• Given passage:
START
The Medieval Survey Class: An Opinionated Prologue

For the first time in six years, I’m teaching a medieval philosophy survey class, and I’ve become a bit obsessed with the question of how best to do it. Over the next month or so I’ll be writing a series of posts on the subject.

Part of my obsession comes from the feeling that this is an extremely important and unsettled question in our field. That it’s unsettled will become clear over the course of my series of posts. That it’s important is obvious, in one way, inasmuch as we think it’s important to teach any class well. But it also seems to me important for a reason that’s less obvious and perhaps might be questioned. For it seems to me of value to the field to have some kind of shared core curriculum that we teach our students, and that, ultimately, we expect scholars in other areas of philosophy to have some grasp of.

As things are, there certainly is no such common core. Perhaps the only text from medieval philosophy that philosophically educated folk can be expected to know about is Anselm’s ontological argument. Beyond that, there’s just a whole lot of more or less obscure stuff, from among which we pick and choose in making up the curriculum for a medieval survey. (And perhaps we don’t even pick the ontological argument, on the grounds that this will get covered in a philosophy of religion class.)

It may be quixotic to think that anything like a shared consensus will emerge over some canonical group of texts. But the more interesting question is whether I might be quite misguided in supposing that such a thing would be desirable. For there is certainly room to wonder whether, instead of bemoaning the lack of a canonical core, we should instead celebrate the splendid freedom that allows us to teach a huge variety of material without feeling any pressure to cover the supposedly greatest hits. And if you are suspicious about the cultural and political pressures that, in other domains, have created our rigid canons of great books, then you might think that the last thing we should be doing is trying to impose such a canon on medieval philosophy.

So there’s a thought one might have. Yet although I see the force of it, I don’t think it’s of such force as to undermine the original thought that it would be desirable for we the experts to coalesce at least a bit around those works that we regard as most important to teach from within our field. To the extent we have political worries about a canon, then those worries should inform the choices we make, so that, in particular, we give a healthy weight to non-Christian material, and take seriously the question of whether any women should get into the curriculum. To the extent we’re worried about our autonomy, well, that seems misguided, inasmuch as we as individuals can of course always make whatever modifications we feel like making, semester by semester.
END
• Recorded information:
START
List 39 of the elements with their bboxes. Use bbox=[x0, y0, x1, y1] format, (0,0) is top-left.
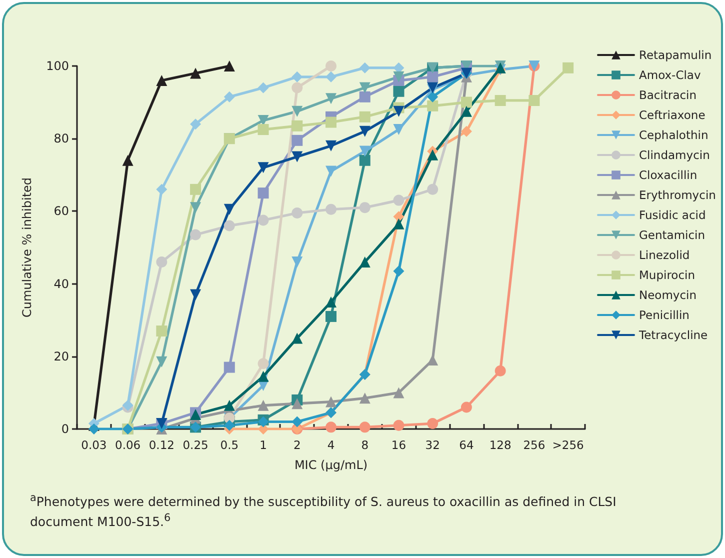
x-tick-label: 32 bbox=[425, 438, 440, 452]
legend-label: Ceftriaxone bbox=[639, 108, 706, 122]
x-tick-label: 0.06 bbox=[114, 438, 141, 452]
y-tick-label: 80 bbox=[54, 132, 69, 146]
x-tick-label: 256 bbox=[523, 438, 546, 452]
legend-label: Mupirocin bbox=[639, 268, 696, 282]
legend-label: Clindamycin bbox=[639, 148, 710, 162]
y-tick-label: 100 bbox=[46, 59, 69, 73]
x-tick-label: 0.12 bbox=[148, 438, 174, 452]
legend-label: Linezolid bbox=[639, 248, 690, 262]
x-tick-label: 0.03 bbox=[81, 438, 107, 452]
x-tick-label: 16 bbox=[391, 438, 406, 452]
legend-label: Tetracycline bbox=[638, 328, 708, 342]
y-tick-label: 0 bbox=[61, 422, 69, 436]
y-tick-label: 40 bbox=[54, 276, 69, 291]
x-tick-label: 1 bbox=[260, 438, 267, 452]
x-tick-label: 64 bbox=[459, 438, 474, 452]
legend-label: Cephalothin bbox=[639, 128, 708, 142]
legend-label: Fusidic acid bbox=[639, 208, 706, 222]
x-tick-label: 4 bbox=[327, 438, 335, 452]
legend-label: Penicillin bbox=[639, 308, 690, 322]
legend-label: Cloxacillin bbox=[639, 168, 698, 182]
legend-label: Erythromycin bbox=[639, 188, 716, 202]
text: $^{a}$Phenotypes were determined by the susceptibility of S. aureus to oxacillin as defined in CLSI document M100-S15.$^{6}$ bbox=[30, 491, 618, 530]
legend-label: Gentamicin bbox=[639, 228, 706, 242]
x-tick-label: 128 bbox=[489, 438, 512, 452]
legend-label: Retapamulin bbox=[639, 48, 712, 62]
legend-label: Amox-Clav bbox=[639, 68, 701, 82]
y-tick-label: 20 bbox=[54, 349, 69, 364]
x-tick-label: >256 bbox=[552, 438, 584, 452]
y-tick-label: 60 bbox=[54, 204, 69, 218]
x-tick-label: 0.25 bbox=[182, 438, 208, 452]
legend-label: Neomycin bbox=[639, 288, 697, 302]
y-axis-title: Cumulative % inhibited bbox=[20, 177, 34, 318]
legend-label: Bacitracin bbox=[639, 88, 697, 102]
x-axis-title: MIC (µg/mL) bbox=[294, 458, 368, 472]
x-tick-label: 2 bbox=[293, 438, 301, 452]
x-tick-label: 0.5 bbox=[220, 438, 239, 452]
x-tick-label: 8 bbox=[361, 438, 369, 452]
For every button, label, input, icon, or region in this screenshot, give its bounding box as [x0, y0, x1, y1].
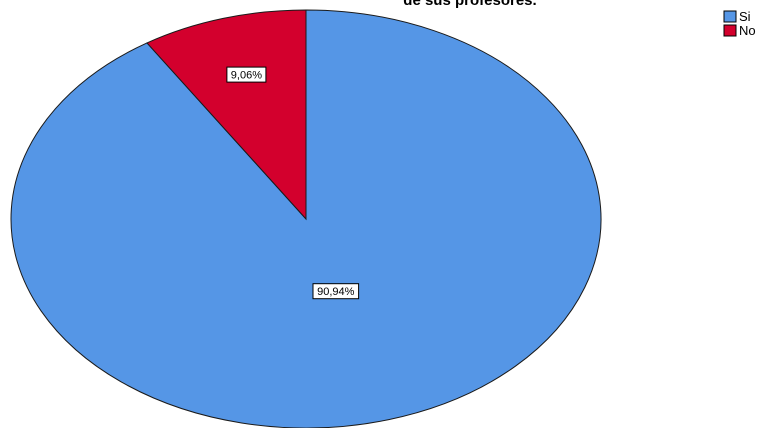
slice-label-text: 9,06%: [231, 70, 262, 82]
legend-swatch-si: [723, 10, 737, 23]
slice-labels: 90,94% 9,06%: [226, 66, 360, 300]
chart-title: de sus profesores.: [403, 0, 536, 9]
slice-label-box: [312, 283, 360, 300]
slice-label-si: 90,94%: [312, 283, 360, 300]
slice-label-text: 90,94%: [317, 286, 355, 298]
legend-label-no: No: [739, 23, 756, 38]
slice-label-box: [226, 66, 267, 83]
pie-slices: [10, 9, 602, 428]
pie-slice-no: [146, 9, 307, 221]
legend-label-si: Si: [739, 9, 751, 24]
legend-swatch-no: [723, 24, 737, 37]
slice-label-no: 9,06%: [226, 66, 267, 83]
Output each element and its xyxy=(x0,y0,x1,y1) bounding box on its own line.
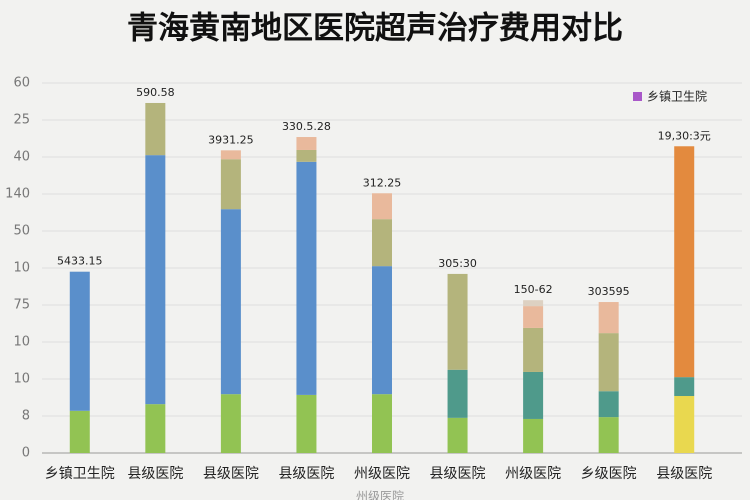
bar-segment xyxy=(296,149,317,162)
x-axis-label: 州级医院 xyxy=(356,490,404,500)
chart-title: 青海黄南地区医院超声治疗费用对比 xyxy=(127,11,623,47)
x-tick-label: 州级医院 xyxy=(354,466,410,482)
bar-segment xyxy=(674,377,695,397)
bar-label: 303595 xyxy=(588,285,630,298)
bar-segment xyxy=(598,417,619,453)
x-tick-label: 县级医院 xyxy=(278,466,334,482)
bar-segment xyxy=(523,371,544,419)
bar-segment xyxy=(598,333,619,392)
x-tick-label: 乡镇卫生院 xyxy=(45,466,115,482)
bar-segment xyxy=(447,273,468,370)
y-tick-label: 25 xyxy=(13,113,30,128)
bar-segment xyxy=(220,209,241,395)
y-tick-label: 10 xyxy=(13,261,30,276)
bar-segment xyxy=(220,394,241,453)
bar-segment xyxy=(523,306,544,328)
bar-segment xyxy=(145,404,166,453)
bar-label: 312.25 xyxy=(363,176,402,189)
bar-segment xyxy=(145,102,166,156)
x-tick-label: 县级医院 xyxy=(127,466,183,482)
x-tick-label: 乡级医院 xyxy=(581,466,637,482)
legend-label: 乡镇卫生院 xyxy=(647,90,707,104)
bar-segment xyxy=(296,161,317,395)
bar-segment xyxy=(296,394,317,453)
bar-segment xyxy=(523,418,544,453)
y-tick-label: 10 xyxy=(13,372,30,387)
y-tick-label: 10 xyxy=(13,335,30,350)
x-tick-label: 县级医院 xyxy=(203,466,259,482)
y-tick-label: 50 xyxy=(13,224,30,239)
bar-label: 5433.15 xyxy=(57,255,103,268)
bar-segment xyxy=(145,155,166,405)
bar-segment xyxy=(523,327,544,372)
x-tick-label: 县级医院 xyxy=(656,466,712,482)
bar-segment xyxy=(523,300,544,307)
bar-segment xyxy=(598,391,619,418)
bar-segment xyxy=(372,219,392,267)
y-tick-label: 8 xyxy=(22,409,30,424)
bar-segment xyxy=(220,159,241,210)
bar-segment xyxy=(447,369,468,418)
bar-segment xyxy=(372,193,392,220)
bar-label: 330.5.28 xyxy=(282,120,331,133)
bar-segment xyxy=(69,410,90,453)
bar-label: 150-62 xyxy=(514,283,553,296)
y-tick-label: 75 xyxy=(13,298,30,313)
legend-swatch xyxy=(633,92,642,101)
y-tick-label: 40 xyxy=(13,150,30,165)
x-tick-label: 县级医院 xyxy=(430,466,486,482)
bar-segment xyxy=(220,150,241,160)
y-tick-label: 60 xyxy=(13,76,30,91)
bar-segment xyxy=(674,396,695,453)
x-tick-label: 州级医院 xyxy=(505,466,561,482)
y-tick-label: 0 xyxy=(22,446,30,461)
bar-segment xyxy=(296,137,317,150)
bar-segment xyxy=(69,271,90,411)
bar-label: 3931.25 xyxy=(208,133,254,146)
y-tick-label: 140 xyxy=(5,187,30,202)
bar-segment xyxy=(372,394,392,453)
bar-segment xyxy=(447,417,468,453)
bar-label: 590.58 xyxy=(136,86,175,99)
bar-segment xyxy=(598,302,619,334)
bar-segment xyxy=(372,266,392,395)
bar-label: 305:30 xyxy=(438,257,477,270)
bar-segment xyxy=(674,146,695,378)
bar-label: 19,30:3元 xyxy=(658,129,711,142)
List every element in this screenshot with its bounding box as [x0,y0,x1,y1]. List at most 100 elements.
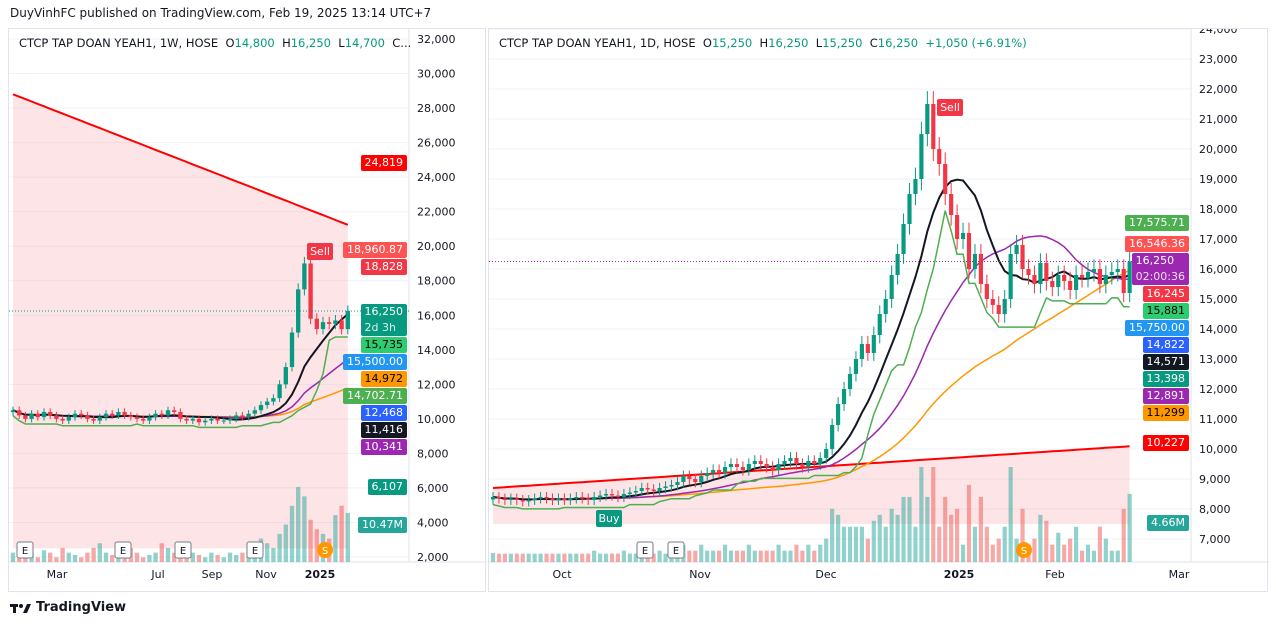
END
• Tasks to complete:
a. Copy the passage from the post on the medieval survey class above word for word, starting at "For the first" and ending at "some grasp of.".
b. Continue the post on teaching a medieval philosophy survey class from the point where it stops.

• Final results:
a.
For the first time in six years, I’m teaching a medieval philosophy survey class, and I’ve become a bit obsessed with the question of how best to do it. Over the next month or so I’ll be writing a series of posts on the subject.

Part of my obsession comes from the feeling that this is an extremely important and unsettled question in our field. That it’s unsettled will become clear over the course of my series of posts. That it’s important is obvious, in one way, inasmuch as we think it’s important to teach any class well. But it also seems to me important for a reason that’s less obvious and perhaps might be questioned. For it seems to me of value to the field to have some kind of shared core curriculum that we teach our students, and that, ultimately, we expect scholars in other areas of philosophy to have some grasp of.

b.
Weighing against those concerns about the canon are various reasons it would be desirable for the field to coalesce around some sort of common curriculum. Let me mention three.

First, I think it makes a contribution to philosophy as a whole, and indeed to our larger culture as a whole, to develop a shared narrative about the period. If the history of medieval philosophy is simply 500 different texts, and 50 different authors, then no one other than our hearty band of scholars will be able to find it comprehensible, and to learn from it in anything more than a scattershot sort of way. It’s just too much to comprehend. An intelligible narrative about the period, running through a manageable set of canonical texts, would allow educated people to comprehend medieval philosophy in the way that, as things are, is simply not possible for even highly educated people.

Second, following from the first, to the extent we care about promoting the value of medieval philosophy, the development of a shared narrative would be the best way to make that case. As things are, it seems to me that our colleagues in other fields have been persuaded that there’s a lot of interesting material in the medieval period. But they have not yet been persuaded that the study of medieval philosophy is obligatory, or that it’s obligatory for even a large department to have a specialist in the field. And no wonder this is so, given that we ourselves have failed to articulate a well-defined course of study that strikes us as having canonical status.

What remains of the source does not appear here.